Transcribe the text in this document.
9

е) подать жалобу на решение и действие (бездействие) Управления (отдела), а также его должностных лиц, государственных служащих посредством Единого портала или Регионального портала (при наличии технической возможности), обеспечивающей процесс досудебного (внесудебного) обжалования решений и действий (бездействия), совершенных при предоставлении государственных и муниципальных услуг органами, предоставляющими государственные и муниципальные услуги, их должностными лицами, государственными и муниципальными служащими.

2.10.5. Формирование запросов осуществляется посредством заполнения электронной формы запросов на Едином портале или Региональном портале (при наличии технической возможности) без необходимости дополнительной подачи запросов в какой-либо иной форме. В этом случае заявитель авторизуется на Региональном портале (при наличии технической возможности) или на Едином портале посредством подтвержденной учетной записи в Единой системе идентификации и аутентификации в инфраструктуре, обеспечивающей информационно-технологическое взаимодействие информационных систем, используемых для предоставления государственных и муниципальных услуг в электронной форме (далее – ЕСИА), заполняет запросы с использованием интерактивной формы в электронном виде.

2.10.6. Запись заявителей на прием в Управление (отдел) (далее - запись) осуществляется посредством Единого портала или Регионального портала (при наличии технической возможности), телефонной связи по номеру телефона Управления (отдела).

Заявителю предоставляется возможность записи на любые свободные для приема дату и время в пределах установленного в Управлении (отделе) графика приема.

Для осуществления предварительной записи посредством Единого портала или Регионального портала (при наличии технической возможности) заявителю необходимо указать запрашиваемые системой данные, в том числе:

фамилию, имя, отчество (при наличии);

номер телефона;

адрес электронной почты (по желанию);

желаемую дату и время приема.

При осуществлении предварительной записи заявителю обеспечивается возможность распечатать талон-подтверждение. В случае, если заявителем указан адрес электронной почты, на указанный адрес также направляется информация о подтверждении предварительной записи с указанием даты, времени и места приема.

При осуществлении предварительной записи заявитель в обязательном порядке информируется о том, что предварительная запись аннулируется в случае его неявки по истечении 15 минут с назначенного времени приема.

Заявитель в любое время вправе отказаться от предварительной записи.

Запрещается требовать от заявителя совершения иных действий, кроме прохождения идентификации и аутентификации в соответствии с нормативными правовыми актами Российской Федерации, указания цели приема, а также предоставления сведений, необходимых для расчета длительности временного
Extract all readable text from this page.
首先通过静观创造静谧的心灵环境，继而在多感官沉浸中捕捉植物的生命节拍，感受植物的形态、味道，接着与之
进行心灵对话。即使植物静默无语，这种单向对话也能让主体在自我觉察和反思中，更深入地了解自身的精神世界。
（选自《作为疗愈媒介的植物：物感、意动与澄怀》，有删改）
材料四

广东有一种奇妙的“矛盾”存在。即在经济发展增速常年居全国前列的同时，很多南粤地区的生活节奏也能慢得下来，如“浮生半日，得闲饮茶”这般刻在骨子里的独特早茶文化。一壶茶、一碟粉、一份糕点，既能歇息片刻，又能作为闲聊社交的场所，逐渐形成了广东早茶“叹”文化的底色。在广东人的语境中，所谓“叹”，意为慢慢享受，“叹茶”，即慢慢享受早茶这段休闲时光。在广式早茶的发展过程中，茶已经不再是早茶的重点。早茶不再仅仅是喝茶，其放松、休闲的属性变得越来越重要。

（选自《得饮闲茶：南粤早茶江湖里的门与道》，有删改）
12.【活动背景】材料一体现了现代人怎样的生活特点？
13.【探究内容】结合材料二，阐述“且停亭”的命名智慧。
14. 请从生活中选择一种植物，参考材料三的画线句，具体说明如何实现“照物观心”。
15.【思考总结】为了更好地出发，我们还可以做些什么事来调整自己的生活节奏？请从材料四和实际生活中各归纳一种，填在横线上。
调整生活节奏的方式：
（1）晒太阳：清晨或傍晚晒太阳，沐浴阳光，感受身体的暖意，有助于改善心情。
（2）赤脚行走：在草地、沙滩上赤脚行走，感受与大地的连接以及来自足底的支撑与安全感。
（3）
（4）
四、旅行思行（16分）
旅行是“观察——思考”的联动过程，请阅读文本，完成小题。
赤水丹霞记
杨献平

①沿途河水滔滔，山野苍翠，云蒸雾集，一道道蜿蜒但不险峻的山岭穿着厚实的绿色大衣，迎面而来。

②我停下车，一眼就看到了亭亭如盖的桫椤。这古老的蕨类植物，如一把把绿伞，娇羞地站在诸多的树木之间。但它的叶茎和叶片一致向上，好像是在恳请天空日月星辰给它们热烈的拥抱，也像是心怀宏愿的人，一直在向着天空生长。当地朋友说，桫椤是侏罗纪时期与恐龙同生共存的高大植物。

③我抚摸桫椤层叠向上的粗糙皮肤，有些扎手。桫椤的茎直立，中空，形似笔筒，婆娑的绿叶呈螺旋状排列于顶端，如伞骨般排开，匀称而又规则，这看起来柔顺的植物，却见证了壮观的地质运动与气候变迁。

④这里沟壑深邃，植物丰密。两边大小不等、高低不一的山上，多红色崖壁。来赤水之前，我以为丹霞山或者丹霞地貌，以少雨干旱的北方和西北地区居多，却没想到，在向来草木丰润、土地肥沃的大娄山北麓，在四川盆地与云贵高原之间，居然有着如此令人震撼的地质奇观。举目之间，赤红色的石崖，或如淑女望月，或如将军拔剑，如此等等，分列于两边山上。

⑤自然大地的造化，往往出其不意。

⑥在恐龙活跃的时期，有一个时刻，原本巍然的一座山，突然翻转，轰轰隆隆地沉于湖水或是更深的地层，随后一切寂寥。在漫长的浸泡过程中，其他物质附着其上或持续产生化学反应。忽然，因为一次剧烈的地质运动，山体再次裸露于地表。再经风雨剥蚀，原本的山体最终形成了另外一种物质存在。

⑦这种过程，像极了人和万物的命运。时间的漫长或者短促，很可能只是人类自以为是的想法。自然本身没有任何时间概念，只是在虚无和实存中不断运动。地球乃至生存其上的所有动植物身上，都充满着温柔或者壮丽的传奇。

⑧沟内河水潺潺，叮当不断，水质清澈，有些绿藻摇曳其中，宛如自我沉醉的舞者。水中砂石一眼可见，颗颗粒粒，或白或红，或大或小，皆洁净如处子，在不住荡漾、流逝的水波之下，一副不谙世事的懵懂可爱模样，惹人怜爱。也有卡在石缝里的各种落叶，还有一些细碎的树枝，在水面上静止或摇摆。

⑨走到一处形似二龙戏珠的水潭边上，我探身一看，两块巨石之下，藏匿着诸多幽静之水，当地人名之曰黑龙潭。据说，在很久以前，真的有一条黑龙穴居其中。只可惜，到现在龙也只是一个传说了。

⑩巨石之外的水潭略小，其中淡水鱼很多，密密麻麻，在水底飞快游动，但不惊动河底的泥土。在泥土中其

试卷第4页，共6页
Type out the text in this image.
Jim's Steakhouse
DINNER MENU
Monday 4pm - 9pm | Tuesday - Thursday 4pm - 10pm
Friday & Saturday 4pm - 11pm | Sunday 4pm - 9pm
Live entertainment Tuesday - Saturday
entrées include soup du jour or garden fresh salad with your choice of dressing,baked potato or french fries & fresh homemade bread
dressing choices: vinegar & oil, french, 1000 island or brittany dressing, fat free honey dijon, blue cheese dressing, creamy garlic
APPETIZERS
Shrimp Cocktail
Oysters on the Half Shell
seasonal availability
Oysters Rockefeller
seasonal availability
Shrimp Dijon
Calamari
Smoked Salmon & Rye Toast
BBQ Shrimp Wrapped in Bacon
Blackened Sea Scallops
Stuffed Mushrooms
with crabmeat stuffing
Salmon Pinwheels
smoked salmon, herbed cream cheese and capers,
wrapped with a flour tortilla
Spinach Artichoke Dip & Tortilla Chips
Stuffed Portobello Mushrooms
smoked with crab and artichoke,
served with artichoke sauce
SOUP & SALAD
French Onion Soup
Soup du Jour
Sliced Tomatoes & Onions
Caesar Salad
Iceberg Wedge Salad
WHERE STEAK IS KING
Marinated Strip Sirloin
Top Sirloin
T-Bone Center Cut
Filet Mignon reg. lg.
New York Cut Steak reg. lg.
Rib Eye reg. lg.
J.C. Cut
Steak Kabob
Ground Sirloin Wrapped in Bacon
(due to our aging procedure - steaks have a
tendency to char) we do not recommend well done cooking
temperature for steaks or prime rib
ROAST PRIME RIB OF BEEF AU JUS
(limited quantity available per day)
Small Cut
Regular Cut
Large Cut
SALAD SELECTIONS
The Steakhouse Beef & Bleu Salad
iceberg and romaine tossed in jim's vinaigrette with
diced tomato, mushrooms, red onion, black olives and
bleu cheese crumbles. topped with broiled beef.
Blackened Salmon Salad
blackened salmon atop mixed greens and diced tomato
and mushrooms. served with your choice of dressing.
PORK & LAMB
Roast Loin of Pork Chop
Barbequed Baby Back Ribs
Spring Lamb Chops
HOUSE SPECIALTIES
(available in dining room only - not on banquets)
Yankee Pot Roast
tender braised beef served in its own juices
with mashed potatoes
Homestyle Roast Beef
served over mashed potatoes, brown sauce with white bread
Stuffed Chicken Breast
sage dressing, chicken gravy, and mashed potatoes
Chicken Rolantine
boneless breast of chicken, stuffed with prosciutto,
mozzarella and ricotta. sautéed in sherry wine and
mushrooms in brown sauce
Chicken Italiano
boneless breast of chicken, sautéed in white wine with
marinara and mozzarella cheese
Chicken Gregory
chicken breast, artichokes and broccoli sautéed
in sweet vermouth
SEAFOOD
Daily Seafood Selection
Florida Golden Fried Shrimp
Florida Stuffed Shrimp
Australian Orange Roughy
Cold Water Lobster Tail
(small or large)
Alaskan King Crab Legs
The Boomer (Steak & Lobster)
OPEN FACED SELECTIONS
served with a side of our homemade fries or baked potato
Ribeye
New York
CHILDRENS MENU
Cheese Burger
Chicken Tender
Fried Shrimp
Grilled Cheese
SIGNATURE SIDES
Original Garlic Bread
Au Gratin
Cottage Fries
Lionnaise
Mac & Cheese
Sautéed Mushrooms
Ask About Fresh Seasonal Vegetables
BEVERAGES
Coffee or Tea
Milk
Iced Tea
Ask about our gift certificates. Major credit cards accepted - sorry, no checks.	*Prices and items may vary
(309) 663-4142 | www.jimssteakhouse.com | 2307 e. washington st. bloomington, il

---+---

Write out every line of the listing that holds the word "возможность".

Заявителю предоставляется возможность записи на любые свободные для приема дату и время в пределах установленного в Управлении (отделе) графика приема.
При осуществлении предварительной записи заявителю обеспечивается возможность распечатать талон-подтверждение. В случае, если заявителем указан адрес электронной почты, на указанный адрес также направляется информация о подтверждении предварительной записи с указанием даты, времени и места приема.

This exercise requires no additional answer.